Copy the entries between the line holding "legend-symbol: σ — [1262, 133, 1288, 174]" and the line holding "legend-label-z: σz — [1262, 245, 1300, 291]", inclusive, reproducing each line without any change.

*** Information shown ***

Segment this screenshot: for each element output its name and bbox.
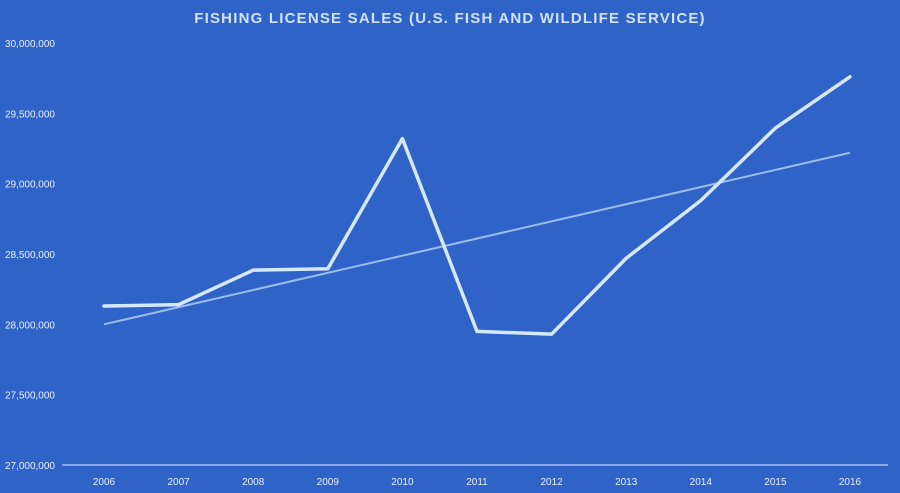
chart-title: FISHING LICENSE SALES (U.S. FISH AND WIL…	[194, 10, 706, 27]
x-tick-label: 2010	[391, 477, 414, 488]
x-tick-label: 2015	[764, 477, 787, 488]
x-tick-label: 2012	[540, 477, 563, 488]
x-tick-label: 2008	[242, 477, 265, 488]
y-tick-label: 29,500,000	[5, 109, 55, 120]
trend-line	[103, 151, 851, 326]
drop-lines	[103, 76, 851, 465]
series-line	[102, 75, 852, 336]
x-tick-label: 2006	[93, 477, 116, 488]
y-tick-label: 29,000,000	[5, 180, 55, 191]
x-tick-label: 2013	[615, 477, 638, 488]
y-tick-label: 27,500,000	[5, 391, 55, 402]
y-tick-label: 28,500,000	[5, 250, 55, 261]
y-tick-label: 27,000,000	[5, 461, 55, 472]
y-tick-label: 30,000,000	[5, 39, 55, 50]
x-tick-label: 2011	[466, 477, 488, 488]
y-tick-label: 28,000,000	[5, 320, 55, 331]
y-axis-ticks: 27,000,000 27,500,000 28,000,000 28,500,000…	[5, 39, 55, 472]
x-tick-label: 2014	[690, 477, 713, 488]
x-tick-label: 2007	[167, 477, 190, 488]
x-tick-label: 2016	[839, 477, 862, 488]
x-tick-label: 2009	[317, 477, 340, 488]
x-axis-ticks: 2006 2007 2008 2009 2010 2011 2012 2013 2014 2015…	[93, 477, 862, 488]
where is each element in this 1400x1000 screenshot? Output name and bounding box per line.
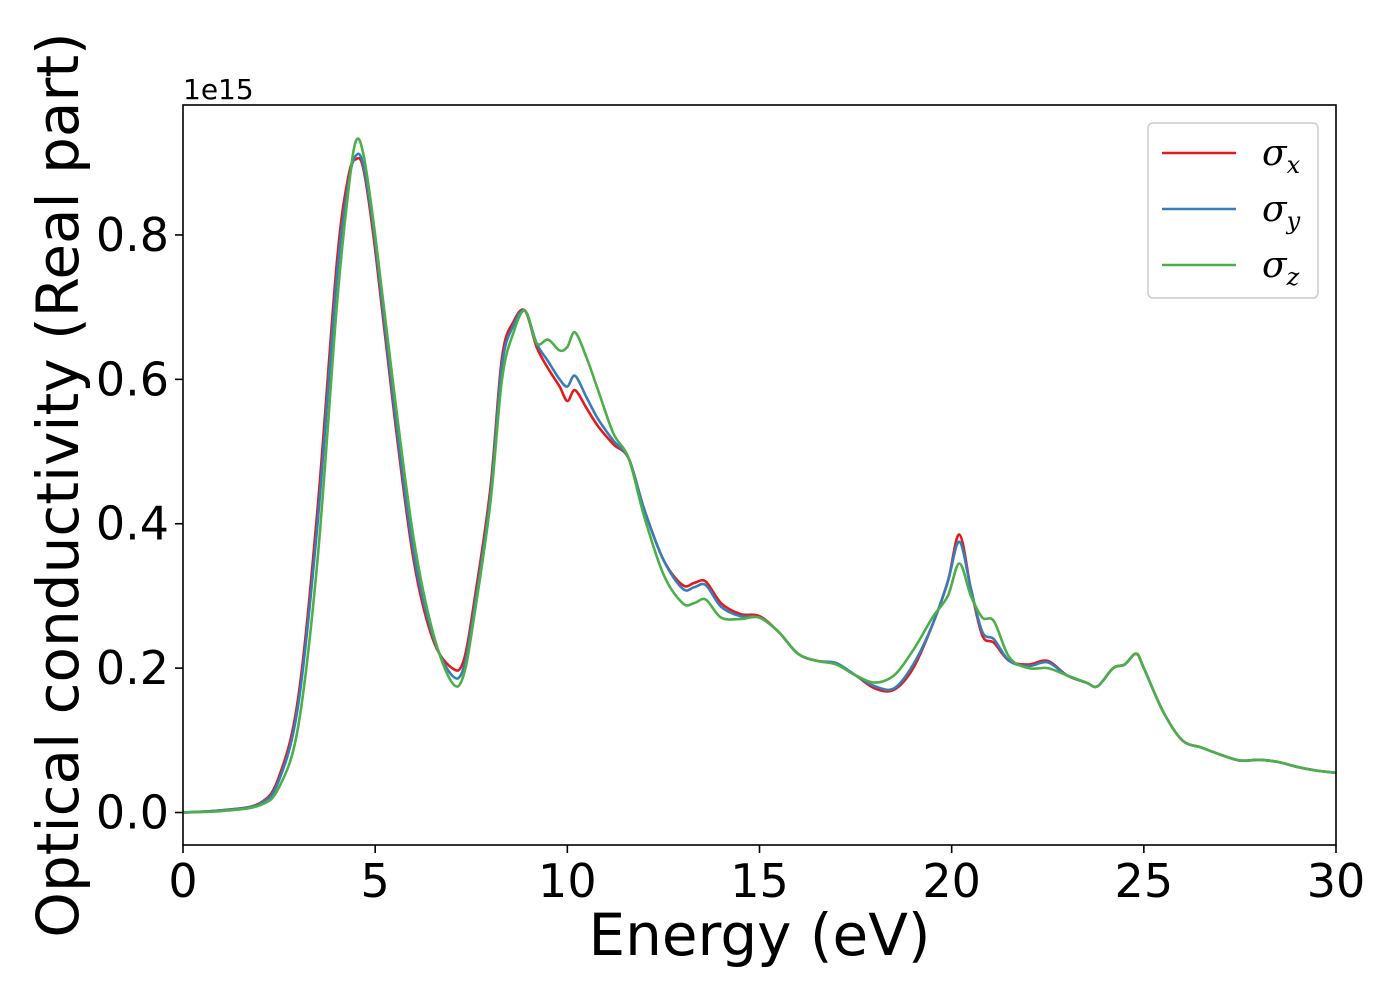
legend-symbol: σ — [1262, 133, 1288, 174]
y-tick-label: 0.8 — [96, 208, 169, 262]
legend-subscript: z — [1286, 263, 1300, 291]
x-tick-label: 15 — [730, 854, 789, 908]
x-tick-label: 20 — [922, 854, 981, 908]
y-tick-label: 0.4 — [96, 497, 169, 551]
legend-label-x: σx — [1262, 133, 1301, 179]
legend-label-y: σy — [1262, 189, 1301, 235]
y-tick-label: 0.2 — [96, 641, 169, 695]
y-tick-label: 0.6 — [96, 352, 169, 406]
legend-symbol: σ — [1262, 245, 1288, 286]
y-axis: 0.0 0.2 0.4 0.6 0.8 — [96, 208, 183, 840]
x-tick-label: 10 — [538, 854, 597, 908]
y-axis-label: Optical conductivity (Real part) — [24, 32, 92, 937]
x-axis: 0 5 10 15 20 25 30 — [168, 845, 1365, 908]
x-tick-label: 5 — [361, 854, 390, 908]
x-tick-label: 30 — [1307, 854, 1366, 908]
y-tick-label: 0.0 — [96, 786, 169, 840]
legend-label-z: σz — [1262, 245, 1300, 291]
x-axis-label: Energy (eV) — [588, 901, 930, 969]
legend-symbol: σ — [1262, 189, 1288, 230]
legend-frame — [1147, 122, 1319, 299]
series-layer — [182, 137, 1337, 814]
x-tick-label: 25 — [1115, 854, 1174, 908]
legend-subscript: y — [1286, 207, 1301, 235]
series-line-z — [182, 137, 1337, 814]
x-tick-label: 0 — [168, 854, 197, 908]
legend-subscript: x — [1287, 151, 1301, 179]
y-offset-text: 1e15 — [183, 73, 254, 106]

***
*** Information shown ***

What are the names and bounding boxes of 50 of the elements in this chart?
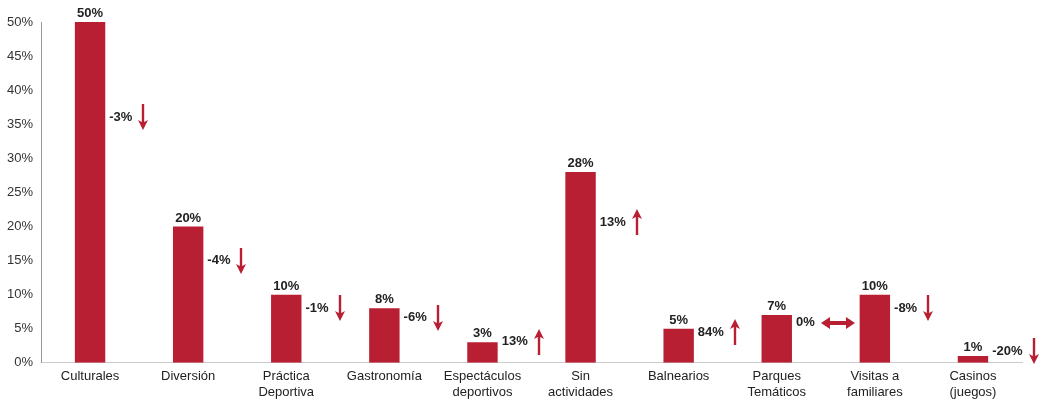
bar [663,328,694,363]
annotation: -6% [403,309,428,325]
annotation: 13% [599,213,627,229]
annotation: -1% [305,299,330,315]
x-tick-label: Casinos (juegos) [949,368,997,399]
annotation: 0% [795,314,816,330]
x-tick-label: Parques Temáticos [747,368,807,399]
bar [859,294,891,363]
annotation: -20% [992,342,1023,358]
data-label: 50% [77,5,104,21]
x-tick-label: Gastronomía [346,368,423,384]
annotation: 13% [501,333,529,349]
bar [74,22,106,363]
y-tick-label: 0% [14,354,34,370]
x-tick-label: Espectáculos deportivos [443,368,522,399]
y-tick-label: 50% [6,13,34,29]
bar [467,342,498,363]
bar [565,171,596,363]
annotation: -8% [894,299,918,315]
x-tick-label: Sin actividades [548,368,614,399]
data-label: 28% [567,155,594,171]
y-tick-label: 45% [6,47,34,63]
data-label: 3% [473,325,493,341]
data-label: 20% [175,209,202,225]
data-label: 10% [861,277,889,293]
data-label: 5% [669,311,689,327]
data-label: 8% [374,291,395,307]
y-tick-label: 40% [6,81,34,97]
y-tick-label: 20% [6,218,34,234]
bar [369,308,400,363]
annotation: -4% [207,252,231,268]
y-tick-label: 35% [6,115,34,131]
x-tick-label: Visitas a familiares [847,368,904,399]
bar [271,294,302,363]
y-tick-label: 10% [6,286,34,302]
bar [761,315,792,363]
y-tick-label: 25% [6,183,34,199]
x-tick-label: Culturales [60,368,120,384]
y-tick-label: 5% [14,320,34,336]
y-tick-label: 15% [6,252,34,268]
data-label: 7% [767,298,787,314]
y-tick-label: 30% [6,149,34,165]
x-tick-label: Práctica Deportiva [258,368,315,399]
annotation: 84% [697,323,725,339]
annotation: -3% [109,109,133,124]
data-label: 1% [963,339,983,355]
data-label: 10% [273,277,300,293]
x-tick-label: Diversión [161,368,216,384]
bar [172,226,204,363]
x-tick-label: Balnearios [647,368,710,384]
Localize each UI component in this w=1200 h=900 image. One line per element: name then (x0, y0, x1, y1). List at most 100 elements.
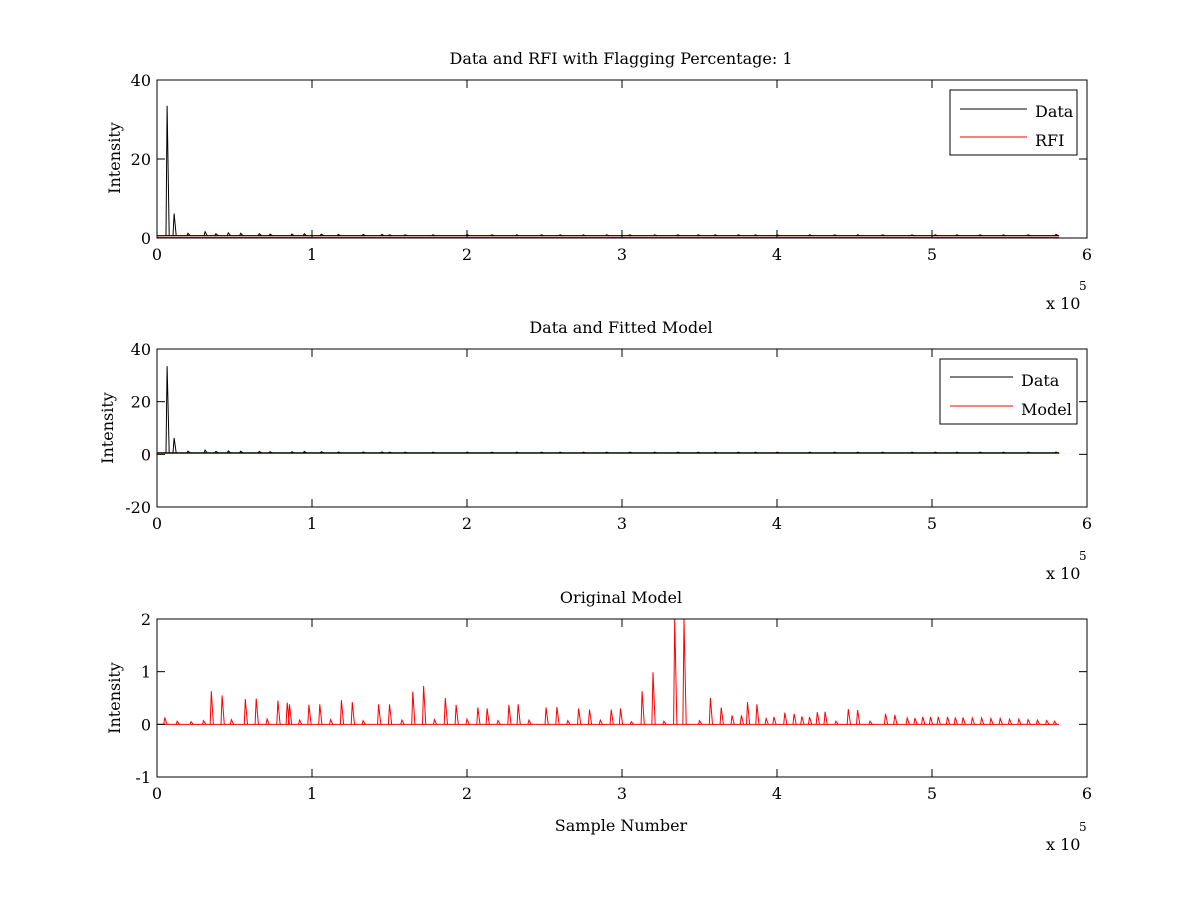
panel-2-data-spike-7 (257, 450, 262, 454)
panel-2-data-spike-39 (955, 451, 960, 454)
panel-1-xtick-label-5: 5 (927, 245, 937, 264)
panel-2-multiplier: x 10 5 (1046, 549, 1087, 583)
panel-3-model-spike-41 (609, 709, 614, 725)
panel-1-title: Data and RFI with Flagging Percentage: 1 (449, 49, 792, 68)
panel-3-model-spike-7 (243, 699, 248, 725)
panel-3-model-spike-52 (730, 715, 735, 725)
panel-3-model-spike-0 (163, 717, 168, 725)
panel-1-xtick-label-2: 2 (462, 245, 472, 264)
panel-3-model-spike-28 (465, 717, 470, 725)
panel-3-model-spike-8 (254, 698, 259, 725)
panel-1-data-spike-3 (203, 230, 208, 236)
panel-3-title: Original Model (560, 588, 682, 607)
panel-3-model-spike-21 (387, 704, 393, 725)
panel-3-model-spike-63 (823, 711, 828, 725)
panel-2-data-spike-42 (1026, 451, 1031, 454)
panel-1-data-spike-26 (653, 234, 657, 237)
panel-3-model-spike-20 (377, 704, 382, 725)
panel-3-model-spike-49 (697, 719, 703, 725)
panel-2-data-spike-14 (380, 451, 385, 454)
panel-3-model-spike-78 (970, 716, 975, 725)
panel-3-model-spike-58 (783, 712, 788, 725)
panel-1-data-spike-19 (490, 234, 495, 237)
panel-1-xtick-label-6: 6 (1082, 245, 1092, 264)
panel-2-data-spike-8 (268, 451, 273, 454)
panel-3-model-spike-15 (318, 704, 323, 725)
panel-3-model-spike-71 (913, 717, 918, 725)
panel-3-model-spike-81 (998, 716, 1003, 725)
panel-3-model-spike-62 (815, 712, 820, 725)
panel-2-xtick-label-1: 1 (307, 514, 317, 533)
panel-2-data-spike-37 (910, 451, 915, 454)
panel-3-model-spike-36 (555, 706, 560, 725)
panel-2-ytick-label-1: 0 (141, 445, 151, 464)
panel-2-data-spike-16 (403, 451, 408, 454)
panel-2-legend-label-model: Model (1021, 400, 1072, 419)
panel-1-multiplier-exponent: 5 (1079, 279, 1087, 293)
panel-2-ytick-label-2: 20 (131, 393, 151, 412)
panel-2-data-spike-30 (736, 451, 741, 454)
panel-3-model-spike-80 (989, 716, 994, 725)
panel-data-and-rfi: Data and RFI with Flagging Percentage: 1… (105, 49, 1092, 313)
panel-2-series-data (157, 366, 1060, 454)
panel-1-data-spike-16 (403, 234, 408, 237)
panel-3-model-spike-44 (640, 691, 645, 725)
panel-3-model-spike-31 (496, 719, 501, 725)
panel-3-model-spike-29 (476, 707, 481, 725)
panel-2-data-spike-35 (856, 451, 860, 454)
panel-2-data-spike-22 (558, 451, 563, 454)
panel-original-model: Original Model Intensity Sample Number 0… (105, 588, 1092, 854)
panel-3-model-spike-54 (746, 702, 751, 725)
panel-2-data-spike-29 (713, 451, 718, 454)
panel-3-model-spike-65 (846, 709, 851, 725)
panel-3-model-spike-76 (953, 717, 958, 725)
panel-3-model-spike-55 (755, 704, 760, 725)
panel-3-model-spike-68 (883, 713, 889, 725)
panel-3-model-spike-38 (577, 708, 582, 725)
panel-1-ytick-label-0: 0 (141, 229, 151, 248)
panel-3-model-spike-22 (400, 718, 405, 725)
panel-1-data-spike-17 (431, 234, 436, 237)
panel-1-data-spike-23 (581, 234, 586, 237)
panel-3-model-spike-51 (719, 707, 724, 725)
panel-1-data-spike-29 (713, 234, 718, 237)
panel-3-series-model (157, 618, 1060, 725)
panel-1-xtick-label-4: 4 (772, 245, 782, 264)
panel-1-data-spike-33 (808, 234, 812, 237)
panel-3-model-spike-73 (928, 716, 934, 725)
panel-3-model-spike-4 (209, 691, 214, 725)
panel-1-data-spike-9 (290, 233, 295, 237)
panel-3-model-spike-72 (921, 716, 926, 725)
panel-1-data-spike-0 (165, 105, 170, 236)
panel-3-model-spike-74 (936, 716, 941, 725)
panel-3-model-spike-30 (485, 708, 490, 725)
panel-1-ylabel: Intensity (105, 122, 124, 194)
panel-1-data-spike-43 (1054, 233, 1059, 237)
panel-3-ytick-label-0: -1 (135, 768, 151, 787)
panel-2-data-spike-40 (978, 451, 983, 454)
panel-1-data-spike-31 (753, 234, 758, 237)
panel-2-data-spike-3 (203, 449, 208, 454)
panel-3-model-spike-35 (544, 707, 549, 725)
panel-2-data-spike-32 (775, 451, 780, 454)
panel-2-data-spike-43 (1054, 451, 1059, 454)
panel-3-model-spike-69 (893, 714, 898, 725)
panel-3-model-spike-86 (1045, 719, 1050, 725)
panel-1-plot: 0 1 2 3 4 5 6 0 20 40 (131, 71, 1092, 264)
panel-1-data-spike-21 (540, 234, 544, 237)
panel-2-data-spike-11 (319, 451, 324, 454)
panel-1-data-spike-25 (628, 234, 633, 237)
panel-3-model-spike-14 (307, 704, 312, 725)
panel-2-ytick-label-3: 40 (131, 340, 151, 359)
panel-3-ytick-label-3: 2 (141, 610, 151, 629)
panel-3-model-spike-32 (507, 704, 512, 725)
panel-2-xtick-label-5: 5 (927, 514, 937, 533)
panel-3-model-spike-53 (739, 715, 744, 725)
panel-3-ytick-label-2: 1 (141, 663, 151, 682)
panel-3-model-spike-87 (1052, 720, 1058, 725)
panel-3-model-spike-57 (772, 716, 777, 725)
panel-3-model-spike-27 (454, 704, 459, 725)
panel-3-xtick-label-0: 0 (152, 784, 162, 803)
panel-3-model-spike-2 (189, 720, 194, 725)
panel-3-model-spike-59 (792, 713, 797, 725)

***

Complete response:
legend-symbol: σ — [1262, 133, 1288, 174]
y-tick-label: 0.8 — [96, 208, 169, 262]
legend-subscript: z — [1286, 263, 1300, 291]
x-tick-label: 15 — [730, 854, 789, 908]
x-tick-label: 20 — [922, 854, 981, 908]
y-tick-label: 0.4 — [96, 497, 169, 551]
legend-label-x: σx — [1262, 133, 1301, 179]
legend-label-y: σy — [1262, 189, 1301, 235]
y-tick-label: 0.2 — [96, 641, 169, 695]
y-tick-label: 0.6 — [96, 352, 169, 406]
legend-symbol: σ — [1262, 245, 1288, 286]
y-axis: 0.0 0.2 0.4 0.6 0.8 — [96, 208, 183, 840]
x-tick-label: 10 — [538, 854, 597, 908]
y-axis-label: Optical conductivity (Real part) — [24, 32, 92, 937]
x-axis: 0 5 10 15 20 25 30 — [168, 845, 1365, 908]
x-tick-label: 5 — [361, 854, 390, 908]
x-tick-label: 30 — [1307, 854, 1366, 908]
y-tick-label: 0.0 — [96, 786, 169, 840]
legend-label-z: σz — [1262, 245, 1300, 291]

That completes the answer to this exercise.